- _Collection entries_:
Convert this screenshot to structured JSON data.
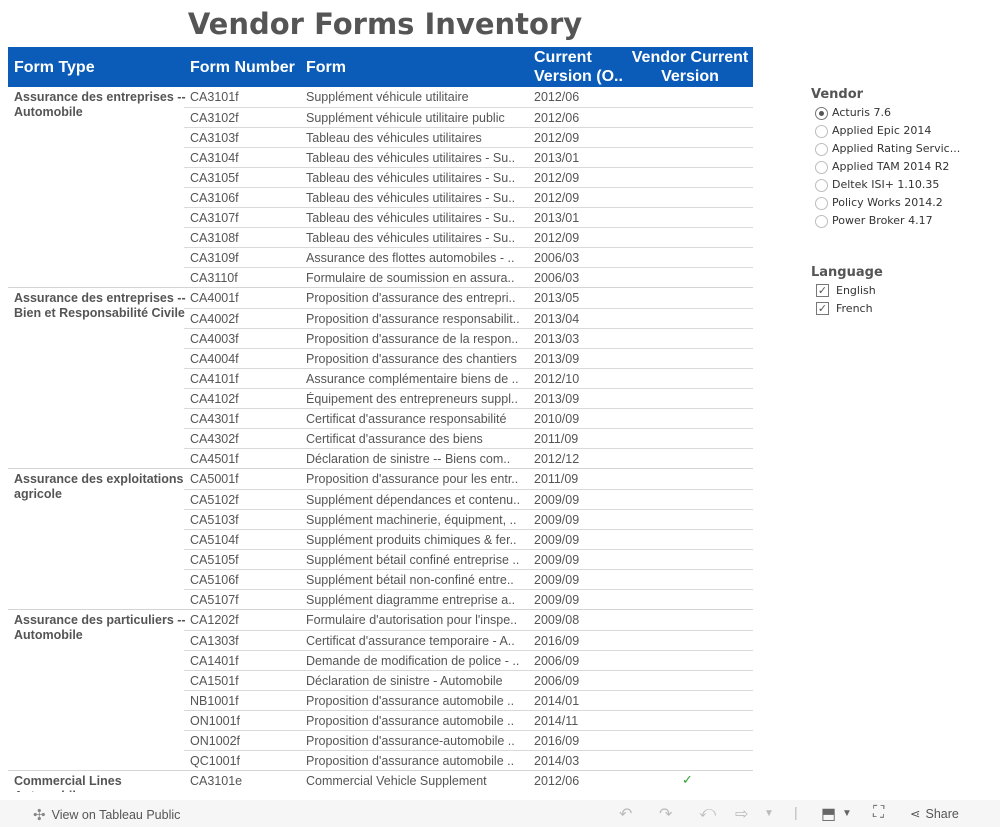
{
  "title": "Vendor Forms Inventory",
  "table": {
    "headers": {
      "form_type": "Form Type",
      "form_number": "Form Number",
      "form": "Form",
      "current_version": "Current Version (O..",
      "vendor_current_version": "Vendor Current Version"
    },
    "groups": [
      {
        "form_type": "Assurance des entreprises -- Automobile",
        "rows": [
          {
            "number": "CA3101f",
            "form": "Supplément véhicule utilitaire",
            "version": "2012/06",
            "vendor_current": ""
          },
          {
            "number": "CA3102f",
            "form": "Supplément véhicule utilitaire public",
            "version": "2012/06",
            "vendor_current": ""
          },
          {
            "number": "CA3103f",
            "form": "Tableau des véhicules utilitaires",
            "version": "2012/09",
            "vendor_current": ""
          },
          {
            "number": "CA3104f",
            "form": "Tableau des véhicules utilitaires - Su..",
            "version": "2013/01",
            "vendor_current": ""
          },
          {
            "number": "CA3105f",
            "form": "Tableau des véhicules utilitaires - Su..",
            "version": "2012/09",
            "vendor_current": ""
          },
          {
            "number": "CA3106f",
            "form": "Tableau des véhicules utilitaires - Su..",
            "version": "2012/09",
            "vendor_current": ""
          },
          {
            "number": "CA3107f",
            "form": "Tableau des véhicules utilitaires - Su..",
            "version": "2013/01",
            "vendor_current": ""
          },
          {
            "number": "CA3108f",
            "form": "Tableau des véhicules utilitaires - Su..",
            "version": "2012/09",
            "vendor_current": ""
          },
          {
            "number": "CA3109f",
            "form": "Assurance des flottes automobiles - ..",
            "version": "2006/03",
            "vendor_current": ""
          },
          {
            "number": "CA3110f",
            "form": "Formulaire de soumission en assura..",
            "version": "2006/03",
            "vendor_current": ""
          }
        ]
      },
      {
        "form_type": "Assurance des entreprises -- Bien et Responsabilité Civile",
        "rows": [
          {
            "number": "CA4001f",
            "form": "Proposition d'assurance des entrepri..",
            "version": "2013/05",
            "vendor_current": ""
          },
          {
            "number": "CA4002f",
            "form": "Proposition d'assurance responsabilit..",
            "version": "2013/04",
            "vendor_current": ""
          },
          {
            "number": "CA4003f",
            "form": "Proposition d'assurance de la respon..",
            "version": "2013/03",
            "vendor_current": ""
          },
          {
            "number": "CA4004f",
            "form": "Proposition d'assurance des chantiers",
            "version": "2013/09",
            "vendor_current": ""
          },
          {
            "number": "CA4101f",
            "form": "Assurance complémentaire biens de ..",
            "version": "2012/10",
            "vendor_current": ""
          },
          {
            "number": "CA4102f",
            "form": "Équipement des entrepreneurs suppl..",
            "version": "2013/09",
            "vendor_current": ""
          },
          {
            "number": "CA4301f",
            "form": "Certificat d'assurance responsabilité",
            "version": "2010/09",
            "vendor_current": ""
          },
          {
            "number": "CA4302f",
            "form": "Certificat d'assurance des biens",
            "version": "2011/09",
            "vendor_current": ""
          },
          {
            "number": "CA4501f",
            "form": "Déclaration de sinistre -- Biens com..",
            "version": "2012/12",
            "vendor_current": ""
          }
        ]
      },
      {
        "form_type": "Assurance des exploitations agricole",
        "rows": [
          {
            "number": "CA5001f",
            "form": "Proposition d'assurance pour les entr..",
            "version": "2011/09",
            "vendor_current": ""
          },
          {
            "number": "CA5102f",
            "form": "Supplément dépendances et contenu..",
            "version": "2009/09",
            "vendor_current": ""
          },
          {
            "number": "CA5103f",
            "form": "Supplément machinerie, équipment, ..",
            "version": "2009/09",
            "vendor_current": ""
          },
          {
            "number": "CA5104f",
            "form": "Supplément produits chimiques & fer..",
            "version": "2009/09",
            "vendor_current": ""
          },
          {
            "number": "CA5105f",
            "form": "Supplément bétail confiné entreprise ..",
            "version": "2009/09",
            "vendor_current": ""
          },
          {
            "number": "CA5106f",
            "form": "Supplément bétail non-confiné entre..",
            "version": "2009/09",
            "vendor_current": ""
          },
          {
            "number": "CA5107f",
            "form": "Supplément diagramme entreprise a..",
            "version": "2009/09",
            "vendor_current": ""
          }
        ]
      },
      {
        "form_type": "Assurance des particuliers -- Automobile",
        "rows": [
          {
            "number": "CA1202f",
            "form": "Formulaire d'autorisation pour l'inspe..",
            "version": "2009/08",
            "vendor_current": ""
          },
          {
            "number": "CA1303f",
            "form": "Certificat d'assurance temporaire - A..",
            "version": "2016/09",
            "vendor_current": ""
          },
          {
            "number": "CA1401f",
            "form": "Demande de modification de police - ..",
            "version": "2006/09",
            "vendor_current": ""
          },
          {
            "number": "CA1501f",
            "form": "Déclaration de sinistre - Automobile",
            "version": "2006/09",
            "vendor_current": ""
          },
          {
            "number": "NB1001f",
            "form": "Proposition d'assurance automobile ..",
            "version": "2014/01",
            "vendor_current": ""
          },
          {
            "number": "ON1001f",
            "form": "Proposition d'assurance automobile ..",
            "version": "2014/11",
            "vendor_current": ""
          },
          {
            "number": "ON1002f",
            "form": "Proposition d'assurance-automobile ..",
            "version": "2016/09",
            "vendor_current": ""
          },
          {
            "number": "QC1001f",
            "form": "Proposition d'assurance automobile ..",
            "version": "2014/03",
            "vendor_current": ""
          }
        ]
      },
      {
        "form_type": "Commercial Lines Automobile",
        "rows": [
          {
            "number": "CA3101e",
            "form": "Commercial Vehicle Supplement",
            "version": "2012/06",
            "vendor_current": "✓"
          }
        ]
      }
    ]
  },
  "filters": {
    "vendor": {
      "title": "Vendor",
      "selected": "Acturis 7.6",
      "options": [
        "Acturis 7.6",
        "Applied Epic 2014",
        "Applied Rating Servic...",
        "Applied TAM 2014 R2",
        "Deltek ISI+ 1.10.35",
        "Policy Works 2014.2",
        "Power Broker 4.17"
      ]
    },
    "language": {
      "title": "Language",
      "options": [
        {
          "label": "English",
          "checked": true
        },
        {
          "label": "French",
          "checked": true
        }
      ]
    }
  },
  "footer": {
    "view_on_label": "View on Tableau Public",
    "share_label": "Share",
    "icons": [
      "undo-icon",
      "redo-icon",
      "revert-icon",
      "refresh-icon",
      "dropdown-icon",
      "download-icon",
      "fullscreen-icon",
      "share-icon"
    ]
  },
  "colors": {
    "header_bg": "#0b5cb8",
    "check": "#2ea02e"
  }
}
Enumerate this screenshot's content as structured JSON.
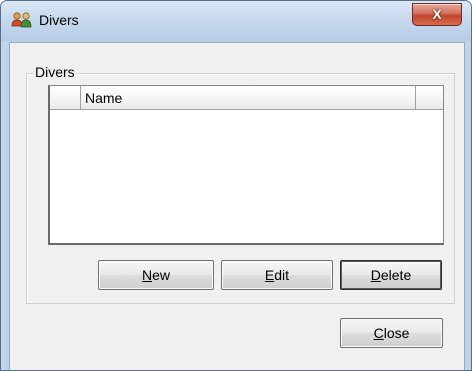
{
  "window": {
    "title": "Divers",
    "close_glyph": "X",
    "icon": "people-icon"
  },
  "group": {
    "label": "Divers"
  },
  "list": {
    "columns": [
      "",
      "Name",
      ""
    ],
    "rows": []
  },
  "buttons": {
    "new": {
      "mnemonic": "N",
      "rest": "ew"
    },
    "edit": {
      "mnemonic": "E",
      "rest": "dit"
    },
    "delete": {
      "mnemonic": "D",
      "rest": "elete"
    },
    "close": {
      "mnemonic": "C",
      "rest": "lose"
    }
  },
  "colors": {
    "titlebar": "#c6d9ee",
    "client": "#f0f0f0",
    "close_button": "#c2452e"
  }
}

- _DIRECTIONS_: Set down every record once more, word for word, without pictures.

- _ANSWER_:
Convert this screenshot to structured JSON data.
{
  "title": "Vendor Forms Inventory",
  "table": {
    "headers": {
      "form_type": "Form Type",
      "form_number": "Form Number",
      "form": "Form",
      "current_version": "Current Version (O..",
      "vendor_current_version": "Vendor Current Version"
    },
    "groups": [
      {
        "form_type": "Assurance des entreprises -- Automobile",
        "rows": [
          {
            "number": "CA3101f",
            "form": "Supplément véhicule utilitaire",
            "version": "2012/06",
            "vendor_current": ""
          },
          {
            "number": "CA3102f",
            "form": "Supplément véhicule utilitaire public",
            "version": "2012/06",
            "vendor_current": ""
          },
          {
            "number": "CA3103f",
            "form": "Tableau des véhicules utilitaires",
            "version": "2012/09",
            "vendor_current": ""
          },
          {
            "number": "CA3104f",
            "form": "Tableau des véhicules utilitaires - Su..",
            "version": "2013/01",
            "vendor_current": ""
          },
          {
            "number": "CA3105f",
            "form": "Tableau des véhicules utilitaires - Su..",
            "version": "2012/09",
            "vendor_current": ""
          },
          {
            "number": "CA3106f",
            "form": "Tableau des véhicules utilitaires - Su..",
            "version": "2012/09",
            "vendor_current": ""
          },
          {
            "number": "CA3107f",
            "form": "Tableau des véhicules utilitaires - Su..",
            "version": "2013/01",
            "vendor_current": ""
          },
          {
            "number": "CA3108f",
            "form": "Tableau des véhicules utilitaires - Su..",
            "version": "2012/09",
            "vendor_current": ""
          },
          {
            "number": "CA3109f",
            "form": "Assurance des flottes automobiles - ..",
            "version": "2006/03",
            "vendor_current": ""
          },
          {
            "number": "CA3110f",
            "form": "Formulaire de soumission en assura..",
            "version": "2006/03",
            "vendor_current": ""
          }
        ]
      },
      {
        "form_type": "Assurance des entreprises -- Bien et Responsabilité Civile",
        "rows": [
          {
            "number": "CA4001f",
            "form": "Proposition d'assurance des entrepri..",
            "version": "2013/05",
            "vendor_current": ""
          },
          {
            "number": "CA4002f",
            "form": "Proposition d'assurance responsabilit..",
            "version": "2013/04",
            "vendor_current": ""
          },
          {
            "number": "CA4003f",
            "form": "Proposition d'assurance de la respon..",
            "version": "2013/03",
            "vendor_current": ""
          },
          {
            "number": "CA4004f",
            "form": "Proposition d'assurance des chantiers",
            "version": "2013/09",
            "vendor_current": ""
          },
          {
            "number": "CA4101f",
            "form": "Assurance complémentaire biens de ..",
            "version": "2012/10",
            "vendor_current": ""
          },
          {
            "number": "CA4102f",
            "form": "Équipement des entrepreneurs suppl..",
            "version": "2013/09",
            "vendor_current": ""
          },
          {
            "number": "CA4301f",
            "form": "Certificat d'assurance responsabilité",
            "version": "2010/09",
            "vendor_current": ""
          },
          {
            "number": "CA4302f",
            "form": "Certificat d'assurance des biens",
            "version": "2011/09",
            "vendor_current": ""
          },
          {
            "number": "CA4501f",
            "form": "Déclaration de sinistre -- Biens com..",
            "version": "2012/12",
            "vendor_current": ""
          }
        ]
      },
      {
        "form_type": "Assurance des exploitations agricole",
        "rows": [
          {
            "number": "CA5001f",
            "form": "Proposition d'assurance pour les entr..",
            "version": "2011/09",
            "vendor_current": ""
          },
          {
            "number": "CA5102f",
            "form": "Supplément dépendances et contenu..",
            "version": "2009/09",
            "vendor_current": ""
          },
          {
            "number": "CA5103f",
            "form": "Supplément machinerie, équipment, ..",
            "version": "2009/09",
            "vendor_current": ""
          },
          {
            "number": "CA5104f",
            "form": "Supplément produits chimiques & fer..",
            "version": "2009/09",
            "vendor_current": ""
          },
          {
            "number": "CA5105f",
            "form": "Supplément bétail confiné entreprise ..",
            "version": "2009/09",
            "vendor_current": ""
          },
          {
            "number": "CA5106f",
            "form": "Supplément bétail non-confiné entre..",
            "version": "2009/09",
            "vendor_current": ""
          },
          {
            "number": "CA5107f",
            "form": "Supplément diagramme entreprise a..",
            "version": "2009/09",
            "vendor_current": ""
          }
        ]
      },
      {
        "form_type": "Assurance des particuliers -- Automobile",
        "rows": [
          {
            "number": "CA1202f",
            "form": "Formulaire d'autorisation pour l'inspe..",
            "version": "2009/08",
            "vendor_current": ""
          },
          {
            "number": "CA1303f",
            "form": "Certificat d'assurance temporaire - A..",
            "version": "2016/09",
            "vendor_current": ""
          },
          {
            "number": "CA1401f",
            "form": "Demande de modification de police - ..",
            "version": "2006/09",
            "vendor_current": ""
          },
          {
            "number": "CA1501f",
            "form": "Déclaration de sinistre - Automobile",
            "version": "2006/09",
            "vendor_current": ""
          },
          {
            "number": "NB1001f",
            "form": "Proposition d'assurance automobile ..",
            "version": "2014/01",
            "vendor_current": ""
          },
          {
            "number": "ON1001f",
            "form": "Proposition d'assurance automobile ..",
            "version": "2014/11",
            "vendor_current": ""
          },
          {
            "number": "ON1002f",
            "form": "Proposition d'assurance-automobile ..",
            "version": "2016/09",
            "vendor_current": ""
          },
          {
            "number": "QC1001f",
            "form": "Proposition d'assurance automobile ..",
            "version": "2014/03",
            "vendor_current": ""
          }
        ]
      },
      {
        "form_type": "Commercial Lines Automobile",
        "rows": [
          {
            "number": "CA3101e",
            "form": "Commercial Vehicle Supplement",
            "version": "2012/06",
            "vendor_current": "✓"
          }
        ]
      }
    ]
  },
  "filters": {
    "vendor": {
      "title": "Vendor",
      "selected": "Acturis 7.6",
      "options": [
        "Acturis 7.6",
        "Applied Epic 2014",
        "Applied Rating Servic...",
        "Applied TAM 2014 R2",
        "Deltek ISI+ 1.10.35",
        "Policy Works 2014.2",
        "Power Broker 4.17"
      ]
    },
    "language": {
      "title": "Language",
      "options": [
        {
          "label": "English",
          "checked": true
        },
        {
          "label": "French",
          "checked": true
        }
      ]
    }
  },
  "footer": {
    "view_on_label": "View on Tableau Public",
    "share_label": "Share",
    "icons": [
      "undo-icon",
      "redo-icon",
      "revert-icon",
      "refresh-icon",
      "dropdown-icon",
      "download-icon",
      "fullscreen-icon",
      "share-icon"
    ]
  },
  "colors": {
    "header_bg": "#0b5cb8",
    "check": "#2ea02e"
  }
}
Enumerate this screenshot's content as structured JSON.
{
  "window": {
    "title": "Divers",
    "close_glyph": "X",
    "icon": "people-icon"
  },
  "group": {
    "label": "Divers"
  },
  "list": {
    "columns": [
      "",
      "Name",
      ""
    ],
    "rows": []
  },
  "buttons": {
    "new": {
      "mnemonic": "N",
      "rest": "ew"
    },
    "edit": {
      "mnemonic": "E",
      "rest": "dit"
    },
    "delete": {
      "mnemonic": "D",
      "rest": "elete"
    },
    "close": {
      "mnemonic": "C",
      "rest": "lose"
    }
  },
  "colors": {
    "titlebar": "#c6d9ee",
    "client": "#f0f0f0",
    "close_button": "#c2452e"
  }
}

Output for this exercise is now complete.